Stored data entries:
◇ ◇ ◇ ◇

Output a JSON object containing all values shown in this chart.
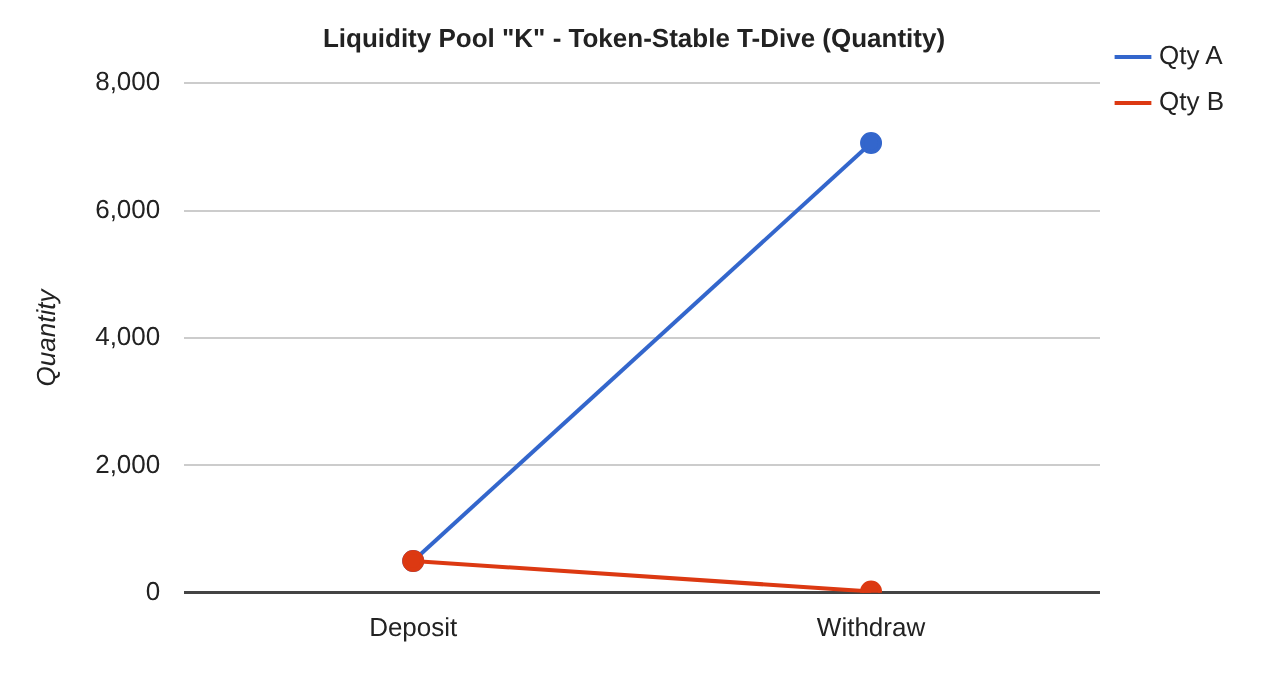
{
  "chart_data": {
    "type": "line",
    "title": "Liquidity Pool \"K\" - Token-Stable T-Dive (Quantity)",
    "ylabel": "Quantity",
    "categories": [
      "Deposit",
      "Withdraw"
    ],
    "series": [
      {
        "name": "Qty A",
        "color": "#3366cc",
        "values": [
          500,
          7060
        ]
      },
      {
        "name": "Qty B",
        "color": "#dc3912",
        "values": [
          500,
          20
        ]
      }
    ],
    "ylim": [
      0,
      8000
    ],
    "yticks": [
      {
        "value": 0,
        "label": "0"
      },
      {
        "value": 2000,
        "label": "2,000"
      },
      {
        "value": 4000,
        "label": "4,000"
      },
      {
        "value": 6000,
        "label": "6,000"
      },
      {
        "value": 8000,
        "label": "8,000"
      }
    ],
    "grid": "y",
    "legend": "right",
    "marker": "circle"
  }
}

◇ ◇ ◇ ◇

EXERCISE REQUIREMENTS: Scan the records above for the string "Quantity", then report every line that contains it.

SOLUTION FOR THIS PROBLEM:
    "title": "Liquidity Pool \"K\" - Token-Stable T-Dive (Quantity)",
    "ylabel": "Quantity",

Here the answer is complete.